The problem.
Copy out the data below as written; omit any images.

[Start Input records]

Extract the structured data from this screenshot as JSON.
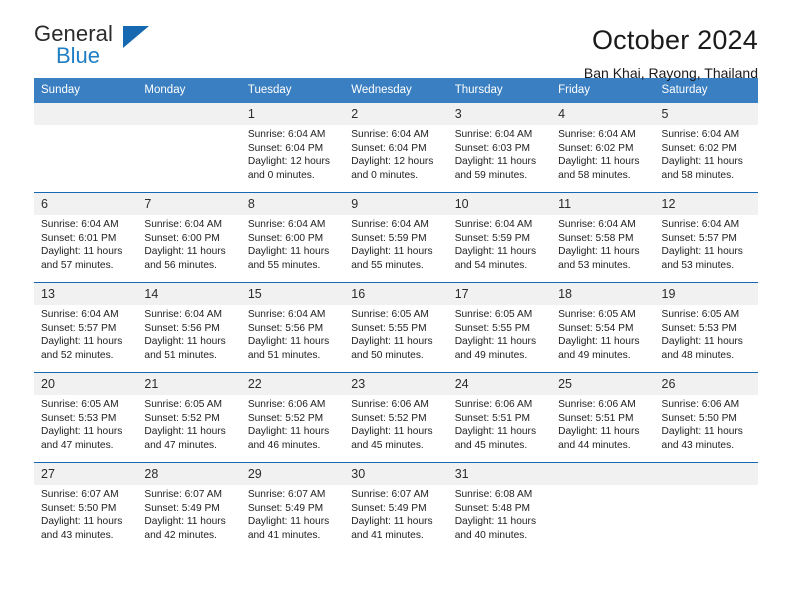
{
  "brand": {
    "name_top": "General",
    "name_bottom": "Blue",
    "accent_color": "#1668b0",
    "text_color": "#2b2b2b"
  },
  "header": {
    "title": "October 2024",
    "subtitle": "Ban Khai, Rayong, Thailand"
  },
  "calendar": {
    "header_bg": "#3a7fc1",
    "daynum_bg": "#f1f1f1",
    "row_border": "#1668b0",
    "weekdays": [
      "Sunday",
      "Monday",
      "Tuesday",
      "Wednesday",
      "Thursday",
      "Friday",
      "Saturday"
    ],
    "weeks": [
      [
        {
          "day": "",
          "lines": []
        },
        {
          "day": "",
          "lines": []
        },
        {
          "day": "1",
          "lines": [
            "Sunrise: 6:04 AM",
            "Sunset: 6:04 PM",
            "Daylight: 12 hours",
            "and 0 minutes."
          ]
        },
        {
          "day": "2",
          "lines": [
            "Sunrise: 6:04 AM",
            "Sunset: 6:04 PM",
            "Daylight: 12 hours",
            "and 0 minutes."
          ]
        },
        {
          "day": "3",
          "lines": [
            "Sunrise: 6:04 AM",
            "Sunset: 6:03 PM",
            "Daylight: 11 hours",
            "and 59 minutes."
          ]
        },
        {
          "day": "4",
          "lines": [
            "Sunrise: 6:04 AM",
            "Sunset: 6:02 PM",
            "Daylight: 11 hours",
            "and 58 minutes."
          ]
        },
        {
          "day": "5",
          "lines": [
            "Sunrise: 6:04 AM",
            "Sunset: 6:02 PM",
            "Daylight: 11 hours",
            "and 58 minutes."
          ]
        }
      ],
      [
        {
          "day": "6",
          "lines": [
            "Sunrise: 6:04 AM",
            "Sunset: 6:01 PM",
            "Daylight: 11 hours",
            "and 57 minutes."
          ]
        },
        {
          "day": "7",
          "lines": [
            "Sunrise: 6:04 AM",
            "Sunset: 6:00 PM",
            "Daylight: 11 hours",
            "and 56 minutes."
          ]
        },
        {
          "day": "8",
          "lines": [
            "Sunrise: 6:04 AM",
            "Sunset: 6:00 PM",
            "Daylight: 11 hours",
            "and 55 minutes."
          ]
        },
        {
          "day": "9",
          "lines": [
            "Sunrise: 6:04 AM",
            "Sunset: 5:59 PM",
            "Daylight: 11 hours",
            "and 55 minutes."
          ]
        },
        {
          "day": "10",
          "lines": [
            "Sunrise: 6:04 AM",
            "Sunset: 5:59 PM",
            "Daylight: 11 hours",
            "and 54 minutes."
          ]
        },
        {
          "day": "11",
          "lines": [
            "Sunrise: 6:04 AM",
            "Sunset: 5:58 PM",
            "Daylight: 11 hours",
            "and 53 minutes."
          ]
        },
        {
          "day": "12",
          "lines": [
            "Sunrise: 6:04 AM",
            "Sunset: 5:57 PM",
            "Daylight: 11 hours",
            "and 53 minutes."
          ]
        }
      ],
      [
        {
          "day": "13",
          "lines": [
            "Sunrise: 6:04 AM",
            "Sunset: 5:57 PM",
            "Daylight: 11 hours",
            "and 52 minutes."
          ]
        },
        {
          "day": "14",
          "lines": [
            "Sunrise: 6:04 AM",
            "Sunset: 5:56 PM",
            "Daylight: 11 hours",
            "and 51 minutes."
          ]
        },
        {
          "day": "15",
          "lines": [
            "Sunrise: 6:04 AM",
            "Sunset: 5:56 PM",
            "Daylight: 11 hours",
            "and 51 minutes."
          ]
        },
        {
          "day": "16",
          "lines": [
            "Sunrise: 6:05 AM",
            "Sunset: 5:55 PM",
            "Daylight: 11 hours",
            "and 50 minutes."
          ]
        },
        {
          "day": "17",
          "lines": [
            "Sunrise: 6:05 AM",
            "Sunset: 5:55 PM",
            "Daylight: 11 hours",
            "and 49 minutes."
          ]
        },
        {
          "day": "18",
          "lines": [
            "Sunrise: 6:05 AM",
            "Sunset: 5:54 PM",
            "Daylight: 11 hours",
            "and 49 minutes."
          ]
        },
        {
          "day": "19",
          "lines": [
            "Sunrise: 6:05 AM",
            "Sunset: 5:53 PM",
            "Daylight: 11 hours",
            "and 48 minutes."
          ]
        }
      ],
      [
        {
          "day": "20",
          "lines": [
            "Sunrise: 6:05 AM",
            "Sunset: 5:53 PM",
            "Daylight: 11 hours",
            "and 47 minutes."
          ]
        },
        {
          "day": "21",
          "lines": [
            "Sunrise: 6:05 AM",
            "Sunset: 5:52 PM",
            "Daylight: 11 hours",
            "and 47 minutes."
          ]
        },
        {
          "day": "22",
          "lines": [
            "Sunrise: 6:06 AM",
            "Sunset: 5:52 PM",
            "Daylight: 11 hours",
            "and 46 minutes."
          ]
        },
        {
          "day": "23",
          "lines": [
            "Sunrise: 6:06 AM",
            "Sunset: 5:52 PM",
            "Daylight: 11 hours",
            "and 45 minutes."
          ]
        },
        {
          "day": "24",
          "lines": [
            "Sunrise: 6:06 AM",
            "Sunset: 5:51 PM",
            "Daylight: 11 hours",
            "and 45 minutes."
          ]
        },
        {
          "day": "25",
          "lines": [
            "Sunrise: 6:06 AM",
            "Sunset: 5:51 PM",
            "Daylight: 11 hours",
            "and 44 minutes."
          ]
        },
        {
          "day": "26",
          "lines": [
            "Sunrise: 6:06 AM",
            "Sunset: 5:50 PM",
            "Daylight: 11 hours",
            "and 43 minutes."
          ]
        }
      ],
      [
        {
          "day": "27",
          "lines": [
            "Sunrise: 6:07 AM",
            "Sunset: 5:50 PM",
            "Daylight: 11 hours",
            "and 43 minutes."
          ]
        },
        {
          "day": "28",
          "lines": [
            "Sunrise: 6:07 AM",
            "Sunset: 5:49 PM",
            "Daylight: 11 hours",
            "and 42 minutes."
          ]
        },
        {
          "day": "29",
          "lines": [
            "Sunrise: 6:07 AM",
            "Sunset: 5:49 PM",
            "Daylight: 11 hours",
            "and 41 minutes."
          ]
        },
        {
          "day": "30",
          "lines": [
            "Sunrise: 6:07 AM",
            "Sunset: 5:49 PM",
            "Daylight: 11 hours",
            "and 41 minutes."
          ]
        },
        {
          "day": "31",
          "lines": [
            "Sunrise: 6:08 AM",
            "Sunset: 5:48 PM",
            "Daylight: 11 hours",
            "and 40 minutes."
          ]
        },
        {
          "day": "",
          "lines": []
        },
        {
          "day": "",
          "lines": []
        }
      ]
    ]
  }
}
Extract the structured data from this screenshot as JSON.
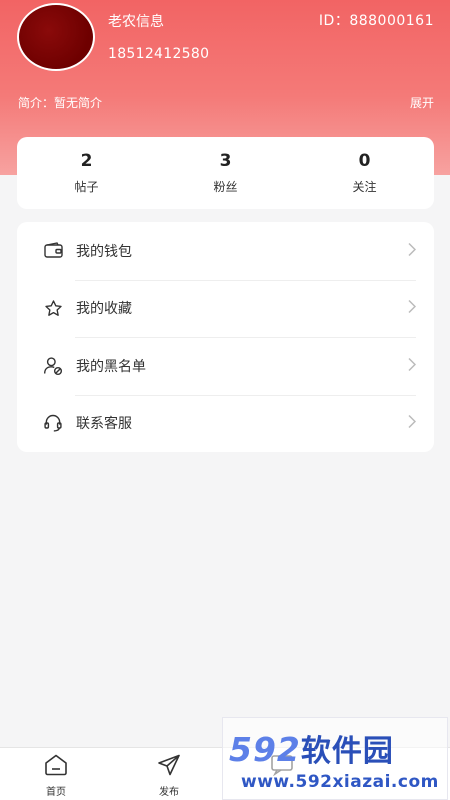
{
  "profile": {
    "name": "老农信息",
    "phone": "18512412580",
    "id_label": "ID：888000161",
    "bio": "简介：暂无简介",
    "expand": "展开"
  },
  "stats": [
    {
      "value": "2",
      "label": "帖子"
    },
    {
      "value": "3",
      "label": "粉丝"
    },
    {
      "value": "0",
      "label": "关注"
    }
  ],
  "menu": [
    {
      "label": "我的钱包",
      "icon": "wallet-icon"
    },
    {
      "label": "我的收藏",
      "icon": "star-icon"
    },
    {
      "label": "我的黑名单",
      "icon": "blacklist-user-icon"
    },
    {
      "label": "联系客服",
      "icon": "headset-icon"
    }
  ],
  "tabbar": [
    {
      "label": "首页",
      "icon": "home-icon"
    },
    {
      "label": "发布",
      "icon": "send-icon"
    }
  ],
  "watermark": {
    "title_digits": "592",
    "title_cn": "软件园",
    "url": "www.592xiazai.com"
  },
  "colors": {
    "header_top": "#f26464",
    "header_bottom": "#f7a2a0",
    "avatar": "#6e0000",
    "background": "#f5f5f6"
  }
}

[End Input records]

Result below.
Extract the structured data from this screenshot as JSON.
{
  "brand": {
    "name_top": "General",
    "name_bottom": "Blue",
    "accent_color": "#1668b0",
    "text_color": "#2b2b2b"
  },
  "header": {
    "title": "October 2024",
    "subtitle": "Ban Khai, Rayong, Thailand"
  },
  "calendar": {
    "header_bg": "#3a7fc1",
    "daynum_bg": "#f1f1f1",
    "row_border": "#1668b0",
    "weekdays": [
      "Sunday",
      "Monday",
      "Tuesday",
      "Wednesday",
      "Thursday",
      "Friday",
      "Saturday"
    ],
    "weeks": [
      [
        {
          "day": "",
          "lines": []
        },
        {
          "day": "",
          "lines": []
        },
        {
          "day": "1",
          "lines": [
            "Sunrise: 6:04 AM",
            "Sunset: 6:04 PM",
            "Daylight: 12 hours",
            "and 0 minutes."
          ]
        },
        {
          "day": "2",
          "lines": [
            "Sunrise: 6:04 AM",
            "Sunset: 6:04 PM",
            "Daylight: 12 hours",
            "and 0 minutes."
          ]
        },
        {
          "day": "3",
          "lines": [
            "Sunrise: 6:04 AM",
            "Sunset: 6:03 PM",
            "Daylight: 11 hours",
            "and 59 minutes."
          ]
        },
        {
          "day": "4",
          "lines": [
            "Sunrise: 6:04 AM",
            "Sunset: 6:02 PM",
            "Daylight: 11 hours",
            "and 58 minutes."
          ]
        },
        {
          "day": "5",
          "lines": [
            "Sunrise: 6:04 AM",
            "Sunset: 6:02 PM",
            "Daylight: 11 hours",
            "and 58 minutes."
          ]
        }
      ],
      [
        {
          "day": "6",
          "lines": [
            "Sunrise: 6:04 AM",
            "Sunset: 6:01 PM",
            "Daylight: 11 hours",
            "and 57 minutes."
          ]
        },
        {
          "day": "7",
          "lines": [
            "Sunrise: 6:04 AM",
            "Sunset: 6:00 PM",
            "Daylight: 11 hours",
            "and 56 minutes."
          ]
        },
        {
          "day": "8",
          "lines": [
            "Sunrise: 6:04 AM",
            "Sunset: 6:00 PM",
            "Daylight: 11 hours",
            "and 55 minutes."
          ]
        },
        {
          "day": "9",
          "lines": [
            "Sunrise: 6:04 AM",
            "Sunset: 5:59 PM",
            "Daylight: 11 hours",
            "and 55 minutes."
          ]
        },
        {
          "day": "10",
          "lines": [
            "Sunrise: 6:04 AM",
            "Sunset: 5:59 PM",
            "Daylight: 11 hours",
            "and 54 minutes."
          ]
        },
        {
          "day": "11",
          "lines": [
            "Sunrise: 6:04 AM",
            "Sunset: 5:58 PM",
            "Daylight: 11 hours",
            "and 53 minutes."
          ]
        },
        {
          "day": "12",
          "lines": [
            "Sunrise: 6:04 AM",
            "Sunset: 5:57 PM",
            "Daylight: 11 hours",
            "and 53 minutes."
          ]
        }
      ],
      [
        {
          "day": "13",
          "lines": [
            "Sunrise: 6:04 AM",
            "Sunset: 5:57 PM",
            "Daylight: 11 hours",
            "and 52 minutes."
          ]
        },
        {
          "day": "14",
          "lines": [
            "Sunrise: 6:04 AM",
            "Sunset: 5:56 PM",
            "Daylight: 11 hours",
            "and 51 minutes."
          ]
        },
        {
          "day": "15",
          "lines": [
            "Sunrise: 6:04 AM",
            "Sunset: 5:56 PM",
            "Daylight: 11 hours",
            "and 51 minutes."
          ]
        },
        {
          "day": "16",
          "lines": [
            "Sunrise: 6:05 AM",
            "Sunset: 5:55 PM",
            "Daylight: 11 hours",
            "and 50 minutes."
          ]
        },
        {
          "day": "17",
          "lines": [
            "Sunrise: 6:05 AM",
            "Sunset: 5:55 PM",
            "Daylight: 11 hours",
            "and 49 minutes."
          ]
        },
        {
          "day": "18",
          "lines": [
            "Sunrise: 6:05 AM",
            "Sunset: 5:54 PM",
            "Daylight: 11 hours",
            "and 49 minutes."
          ]
        },
        {
          "day": "19",
          "lines": [
            "Sunrise: 6:05 AM",
            "Sunset: 5:53 PM",
            "Daylight: 11 hours",
            "and 48 minutes."
          ]
        }
      ],
      [
        {
          "day": "20",
          "lines": [
            "Sunrise: 6:05 AM",
            "Sunset: 5:53 PM",
            "Daylight: 11 hours",
            "and 47 minutes."
          ]
        },
        {
          "day": "21",
          "lines": [
            "Sunrise: 6:05 AM",
            "Sunset: 5:52 PM",
            "Daylight: 11 hours",
            "and 47 minutes."
          ]
        },
        {
          "day": "22",
          "lines": [
            "Sunrise: 6:06 AM",
            "Sunset: 5:52 PM",
            "Daylight: 11 hours",
            "and 46 minutes."
          ]
        },
        {
          "day": "23",
          "lines": [
            "Sunrise: 6:06 AM",
            "Sunset: 5:52 PM",
            "Daylight: 11 hours",
            "and 45 minutes."
          ]
        },
        {
          "day": "24",
          "lines": [
            "Sunrise: 6:06 AM",
            "Sunset: 5:51 PM",
            "Daylight: 11 hours",
            "and 45 minutes."
          ]
        },
        {
          "day": "25",
          "lines": [
            "Sunrise: 6:06 AM",
            "Sunset: 5:51 PM",
            "Daylight: 11 hours",
            "and 44 minutes."
          ]
        },
        {
          "day": "26",
          "lines": [
            "Sunrise: 6:06 AM",
            "Sunset: 5:50 PM",
            "Daylight: 11 hours",
            "and 43 minutes."
          ]
        }
      ],
      [
        {
          "day": "27",
          "lines": [
            "Sunrise: 6:07 AM",
            "Sunset: 5:50 PM",
            "Daylight: 11 hours",
            "and 43 minutes."
          ]
        },
        {
          "day": "28",
          "lines": [
            "Sunrise: 6:07 AM",
            "Sunset: 5:49 PM",
            "Daylight: 11 hours",
            "and 42 minutes."
          ]
        },
        {
          "day": "29",
          "lines": [
            "Sunrise: 6:07 AM",
            "Sunset: 5:49 PM",
            "Daylight: 11 hours",
            "and 41 minutes."
          ]
        },
        {
          "day": "30",
          "lines": [
            "Sunrise: 6:07 AM",
            "Sunset: 5:49 PM",
            "Daylight: 11 hours",
            "and 41 minutes."
          ]
        },
        {
          "day": "31",
          "lines": [
            "Sunrise: 6:08 AM",
            "Sunset: 5:48 PM",
            "Daylight: 11 hours",
            "and 40 minutes."
          ]
        },
        {
          "day": "",
          "lines": []
        },
        {
          "day": "",
          "lines": []
        }
      ]
    ]
  }
}
Extract the structured data from this screenshot as JSON.
{
  "profile": {
    "name": "老农信息",
    "phone": "18512412580",
    "id_label": "ID：888000161",
    "bio": "简介：暂无简介",
    "expand": "展开"
  },
  "stats": [
    {
      "value": "2",
      "label": "帖子"
    },
    {
      "value": "3",
      "label": "粉丝"
    },
    {
      "value": "0",
      "label": "关注"
    }
  ],
  "menu": [
    {
      "label": "我的钱包",
      "icon": "wallet-icon"
    },
    {
      "label": "我的收藏",
      "icon": "star-icon"
    },
    {
      "label": "我的黑名单",
      "icon": "blacklist-user-icon"
    },
    {
      "label": "联系客服",
      "icon": "headset-icon"
    }
  ],
  "tabbar": [
    {
      "label": "首页",
      "icon": "home-icon"
    },
    {
      "label": "发布",
      "icon": "send-icon"
    }
  ],
  "watermark": {
    "title_digits": "592",
    "title_cn": "软件园",
    "url": "www.592xiazai.com"
  },
  "colors": {
    "header_top": "#f26464",
    "header_bottom": "#f7a2a0",
    "avatar": "#6e0000",
    "background": "#f5f5f6"
  }
}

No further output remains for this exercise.